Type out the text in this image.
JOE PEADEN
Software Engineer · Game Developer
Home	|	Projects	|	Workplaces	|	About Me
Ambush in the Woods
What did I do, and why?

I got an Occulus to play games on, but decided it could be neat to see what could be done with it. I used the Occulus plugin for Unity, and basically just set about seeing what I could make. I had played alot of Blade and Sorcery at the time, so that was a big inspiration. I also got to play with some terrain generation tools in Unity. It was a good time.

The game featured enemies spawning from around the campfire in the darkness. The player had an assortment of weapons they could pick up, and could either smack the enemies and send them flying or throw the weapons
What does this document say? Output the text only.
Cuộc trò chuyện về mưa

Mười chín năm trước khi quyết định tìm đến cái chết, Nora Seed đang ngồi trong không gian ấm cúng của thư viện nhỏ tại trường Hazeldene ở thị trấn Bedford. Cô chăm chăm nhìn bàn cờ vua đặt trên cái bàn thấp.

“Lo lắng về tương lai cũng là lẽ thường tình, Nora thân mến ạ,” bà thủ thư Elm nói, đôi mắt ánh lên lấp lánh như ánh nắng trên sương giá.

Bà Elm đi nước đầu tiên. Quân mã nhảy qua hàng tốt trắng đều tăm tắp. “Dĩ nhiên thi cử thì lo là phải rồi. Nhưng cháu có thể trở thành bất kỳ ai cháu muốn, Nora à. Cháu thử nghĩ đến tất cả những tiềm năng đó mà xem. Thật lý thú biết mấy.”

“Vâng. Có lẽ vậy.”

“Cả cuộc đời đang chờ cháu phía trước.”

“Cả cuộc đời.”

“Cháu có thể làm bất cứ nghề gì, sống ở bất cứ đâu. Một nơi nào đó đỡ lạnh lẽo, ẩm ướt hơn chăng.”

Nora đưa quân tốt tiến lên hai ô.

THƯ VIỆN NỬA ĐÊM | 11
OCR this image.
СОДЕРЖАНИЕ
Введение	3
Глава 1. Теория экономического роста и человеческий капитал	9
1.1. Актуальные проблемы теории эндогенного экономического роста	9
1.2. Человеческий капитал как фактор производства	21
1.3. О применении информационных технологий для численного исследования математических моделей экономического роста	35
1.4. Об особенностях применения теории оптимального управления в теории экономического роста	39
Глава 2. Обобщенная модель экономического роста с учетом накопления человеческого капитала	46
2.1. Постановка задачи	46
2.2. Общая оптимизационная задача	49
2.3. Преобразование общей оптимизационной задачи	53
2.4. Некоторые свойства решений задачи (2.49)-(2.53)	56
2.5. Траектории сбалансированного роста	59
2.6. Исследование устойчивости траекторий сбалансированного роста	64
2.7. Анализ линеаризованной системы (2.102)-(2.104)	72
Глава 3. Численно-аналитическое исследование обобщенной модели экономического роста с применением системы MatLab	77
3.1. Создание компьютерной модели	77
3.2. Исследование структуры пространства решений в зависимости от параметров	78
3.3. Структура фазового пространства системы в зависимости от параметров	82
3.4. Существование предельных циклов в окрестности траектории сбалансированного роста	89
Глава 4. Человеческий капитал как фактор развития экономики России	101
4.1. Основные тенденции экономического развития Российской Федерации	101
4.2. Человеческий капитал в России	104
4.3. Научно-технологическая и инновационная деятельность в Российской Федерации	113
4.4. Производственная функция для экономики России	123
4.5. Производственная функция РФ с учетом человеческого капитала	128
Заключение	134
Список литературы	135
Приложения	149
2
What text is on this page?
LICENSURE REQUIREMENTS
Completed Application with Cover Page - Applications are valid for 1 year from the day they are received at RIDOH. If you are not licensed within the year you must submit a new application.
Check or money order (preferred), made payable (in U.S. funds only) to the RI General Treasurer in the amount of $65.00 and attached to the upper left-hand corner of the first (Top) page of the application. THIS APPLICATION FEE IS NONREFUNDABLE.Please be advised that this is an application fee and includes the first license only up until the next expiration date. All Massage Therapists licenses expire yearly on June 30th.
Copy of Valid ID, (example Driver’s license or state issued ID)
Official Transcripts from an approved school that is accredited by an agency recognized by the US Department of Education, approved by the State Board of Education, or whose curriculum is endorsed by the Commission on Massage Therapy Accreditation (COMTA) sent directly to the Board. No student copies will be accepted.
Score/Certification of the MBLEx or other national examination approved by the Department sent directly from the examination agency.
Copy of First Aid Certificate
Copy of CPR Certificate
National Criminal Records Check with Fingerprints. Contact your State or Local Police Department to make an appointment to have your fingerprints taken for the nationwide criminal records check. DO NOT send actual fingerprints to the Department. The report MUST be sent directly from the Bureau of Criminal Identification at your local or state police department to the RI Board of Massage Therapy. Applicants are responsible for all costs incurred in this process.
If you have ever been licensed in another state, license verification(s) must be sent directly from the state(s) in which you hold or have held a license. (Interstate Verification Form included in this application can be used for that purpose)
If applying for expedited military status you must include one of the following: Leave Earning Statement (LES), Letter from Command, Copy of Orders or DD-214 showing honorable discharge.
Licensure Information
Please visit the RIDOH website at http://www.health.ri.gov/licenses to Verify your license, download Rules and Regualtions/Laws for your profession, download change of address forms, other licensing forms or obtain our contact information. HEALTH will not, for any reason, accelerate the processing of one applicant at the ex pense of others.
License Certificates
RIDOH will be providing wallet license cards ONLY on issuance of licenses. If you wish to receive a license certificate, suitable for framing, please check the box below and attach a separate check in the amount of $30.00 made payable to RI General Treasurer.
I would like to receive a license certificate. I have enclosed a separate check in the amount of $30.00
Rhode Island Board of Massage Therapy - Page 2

==========

#### [Given problem]
Type the whole listing again, unaltered.

#### [Task result]
Type out the text in this image.
JOE PEADEN
Software Engineer · Game Developer
Home	|	Projects	|	Workplaces	|	About Me
Ambush in the Woods
What did I do, and why?

I got an Occulus to play games on, but decided it could be neat to see what could be done with it. I used the Occulus plugin for Unity, and basically just set about seeing what I could make. I had played alot of Blade and Sorcery at the time, so that was a big inspiration. I also got to play with some terrain generation tools in Unity. It was a good time.

The game featured enemies spawning from around the campfire in the darkness. The player had an assortment of weapons they could pick up, and could either smack the enemies and send them flying or throw the weapons
What does this document say? Output the text only.
Cuộc trò chuyện về mưa

Mười chín năm trước khi quyết định tìm đến cái chết, Nora Seed đang ngồi trong không gian ấm cúng của thư viện nhỏ tại trường Hazeldene ở thị trấn Bedford. Cô chăm chăm nhìn bàn cờ vua đặt trên cái bàn thấp.

“Lo lắng về tương lai cũng là lẽ thường tình, Nora thân mến ạ,” bà thủ thư Elm nói, đôi mắt ánh lên lấp lánh như ánh nắng trên sương giá.

Bà Elm đi nước đầu tiên. Quân mã nhảy qua hàng tốt trắng đều tăm tắp. “Dĩ nhiên thi cử thì lo là phải rồi. Nhưng cháu có thể trở thành bất kỳ ai cháu muốn, Nora à. Cháu thử nghĩ đến tất cả những tiềm năng đó mà xem. Thật lý thú biết mấy.”

“Vâng. Có lẽ vậy.”

“Cả cuộc đời đang chờ cháu phía trước.”

“Cả cuộc đời.”

“Cháu có thể làm bất cứ nghề gì, sống ở bất cứ đâu. Một nơi nào đó đỡ lạnh lẽo, ẩm ướt hơn chăng.”

Nora đưa quân tốt tiến lên hai ô.

THƯ VIỆN NỬA ĐÊM | 11
OCR this image.
СОДЕРЖАНИЕ
Введение	3
Глава 1. Теория экономического роста и человеческий капитал	9
1.1. Актуальные проблемы теории эндогенного экономического роста	9
1.2. Человеческий капитал как фактор производства	21
1.3. О применении информационных технологий для численного исследования математических моделей экономического роста	35
1.4. Об особенностях применения теории оптимального управления в теории экономического роста	39
Глава 2. Обобщенная модель экономического роста с учетом накопления человеческого капитала	46
2.1. Постановка задачи	46
2.2. Общая оптимизационная задача	49
2.3. Преобразование общей оптимизационной задачи	53
2.4. Некоторые свойства решений задачи (2.49)-(2.53)	56
2.5. Траектории сбалансированного роста	59
2.6. Исследование устойчивости траекторий сбалансированного роста	64
2.7. Анализ линеаризованной системы (2.102)-(2.104)	72
Глава 3. Численно-аналитическое исследование обобщенной модели экономического роста с применением системы MatLab	77
3.1. Создание компьютерной модели	77
3.2. Исследование структуры пространства решений в зависимости от параметров	78
3.3. Структура фазового пространства системы в зависимости от параметров	82
3.4. Существование предельных циклов в окрестности траектории сбалансированного роста	89
Глава 4. Человеческий капитал как фактор развития экономики России	101
4.1. Основные тенденции экономического развития Российской Федерации	101
4.2. Человеческий капитал в России	104
4.3. Научно-технологическая и инновационная деятельность в Российской Федерации	113
4.4. Производственная функция для экономики России	123
4.5. Производственная функция РФ с учетом человеческого капитала	128
Заключение	134
Список литературы	135
Приложения	149
2
What text is on this page?
LICENSURE REQUIREMENTS
Completed Application with Cover Page - Applications are valid for 1 year from the day they are received at RIDOH. If you are not licensed within the year you must submit a new application.
Check or money order (preferred), made payable (in U.S. funds only) to the RI General Treasurer in the amount of $65.00 and attached to the upper left-hand corner of the first (Top) page of the application. THIS APPLICATION FEE IS NONREFUNDABLE.Please be advised that this is an application fee and includes the first license only up until the next expiration date. All Massage Therapists licenses expire yearly on June 30th.
Copy of Valid ID, (example Driver’s license or state issued ID)
Official Transcripts from an approved school that is accredited by an agency recognized by the US Department of Education, approved by the State Board of Education, or whose curriculum is endorsed by the Commission on Massage Therapy Accreditation (COMTA) sent directly to the Board. No student copies will be accepted.
Score/Certification of the MBLEx or other national examination approved by the Department sent directly from the examination agency.
Copy of First Aid Certificate
Copy of CPR Certificate
National Criminal Records Check with Fingerprints. Contact your State or Local Police Department to make an appointment to have your fingerprints taken for the nationwide criminal records check. DO NOT send actual fingerprints to the Department. The report MUST be sent directly from the Bureau of Criminal Identification at your local or state police department to the RI Board of Massage Therapy. Applicants are responsible for all costs incurred in this process.
If you have ever been licensed in another state, license verification(s) must be sent directly from the state(s) in which you hold or have held a license. (Interstate Verification Form included in this application can be used for that purpose)
If applying for expedited military status you must include one of the following: Leave Earning Statement (LES), Letter from Command, Copy of Orders or DD-214 showing honorable discharge.
Licensure Information
Please visit the RIDOH website at http://www.health.ri.gov/licenses to Verify your license, download Rules and Regualtions/Laws for your profession, download change of address forms, other licensing forms or obtain our contact information. HEALTH will not, for any reason, accelerate the processing of one applicant at the ex pense of others.
License Certificates
RIDOH will be providing wallet license cards ONLY on issuance of licenses. If you wish to receive a license certificate, suitable for framing, please check the box below and attach a separate check in the amount of $30.00 made payable to RI General Treasurer.
I would like to receive a license certificate. I have enclosed a separate check in the amount of $30.00
Rhode Island Board of Massage Therapy - Page 2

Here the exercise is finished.